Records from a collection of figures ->
---------------

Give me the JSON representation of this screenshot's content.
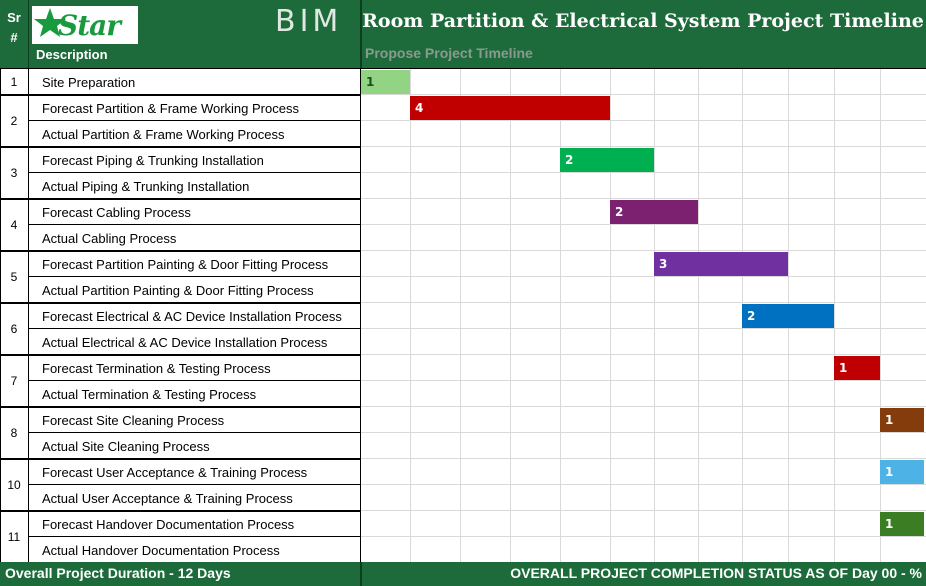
{
  "header": {
    "sr_label": "Sr\n#",
    "description_label": "Description",
    "logo_text": "Star",
    "bim_text": "BIM",
    "title": "Room Partition & Electrical System Project Timeline",
    "subtitle": "Propose Project Timeline"
  },
  "colors": {
    "header_green": "#1d6b3a",
    "logo_green": "#1a9a3f",
    "subtitle_gray": "#8a9a90"
  },
  "rows": [
    {
      "sr": "1",
      "tasks": [
        "Site Preparation"
      ]
    },
    {
      "sr": "2",
      "tasks": [
        "Forecast Partition & Frame Working Process",
        "Actual  Partition & Frame Working Process"
      ]
    },
    {
      "sr": "3",
      "tasks": [
        "Forecast Piping & Trunking Installation",
        "Actual Piping & Trunking Installation"
      ]
    },
    {
      "sr": "4",
      "tasks": [
        "Forecast Cabling Process",
        "Actual Cabling Process"
      ]
    },
    {
      "sr": "5",
      "tasks": [
        "Forecast Partition Painting & Door Fitting Process",
        "Actual Partition Painting & Door Fitting Process"
      ]
    },
    {
      "sr": "6",
      "tasks": [
        "Forecast Electrical & AC Device Installation Process",
        "Actual Electrical & AC Device Installation Process"
      ]
    },
    {
      "sr": "7",
      "tasks": [
        "Forecast Termination & Testing Process",
        "Actual Termination & Testing Process"
      ]
    },
    {
      "sr": "8",
      "tasks": [
        "Forecast Site Cleaning Process",
        "Actual Site Cleaning Process"
      ]
    },
    {
      "sr": "10",
      "tasks": [
        "Forecast User Acceptance & Training Process",
        "Actual User Acceptance & Training Process"
      ]
    },
    {
      "sr": "11",
      "tasks": [
        "Forecast Handover Documentation Process",
        "Actual Handover Documentation Process"
      ]
    }
  ],
  "timeline": {
    "days": 12,
    "bars": [
      {
        "label": "1",
        "row": 0,
        "start": 0,
        "end": 1,
        "color": "#92d384"
      },
      {
        "label": "4",
        "row": 1,
        "start": 1,
        "end": 5,
        "color": "#c00000"
      },
      {
        "label": "2",
        "row": 3,
        "start": 4,
        "end": 6,
        "color": "#00b050"
      },
      {
        "label": "2",
        "row": 5,
        "start": 5,
        "end": 7,
        "color": "#7b2170"
      },
      {
        "label": "3",
        "row": 7,
        "start": 6,
        "end": 9,
        "color": "#7030a0"
      },
      {
        "label": "2",
        "row": 9,
        "start": 8,
        "end": 10,
        "color": "#0070c0"
      },
      {
        "label": "1",
        "row": 11,
        "start": 10,
        "end": 11,
        "color": "#c00000"
      },
      {
        "label": "1",
        "row": 13,
        "start": 11,
        "end": 12,
        "color": "#843c0c"
      },
      {
        "label": "1",
        "row": 15,
        "start": 11,
        "end": 12,
        "color": "#4db3e6"
      },
      {
        "label": "1",
        "row": 17,
        "start": 11,
        "end": 12,
        "color": "#3b7d23"
      }
    ]
  },
  "footer": {
    "duration": "Overall Project Duration - 12 Days",
    "status": "OVERALL PROJECT COMPLETION STATUS AS OF Day 00 - %"
  }
}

---------------

DESCRIPTION OF THE TASK ->
Count every line in the entries above where the word "User" appears; respond with the number alone.

RESULT FOR THIS EXERCISE ->
2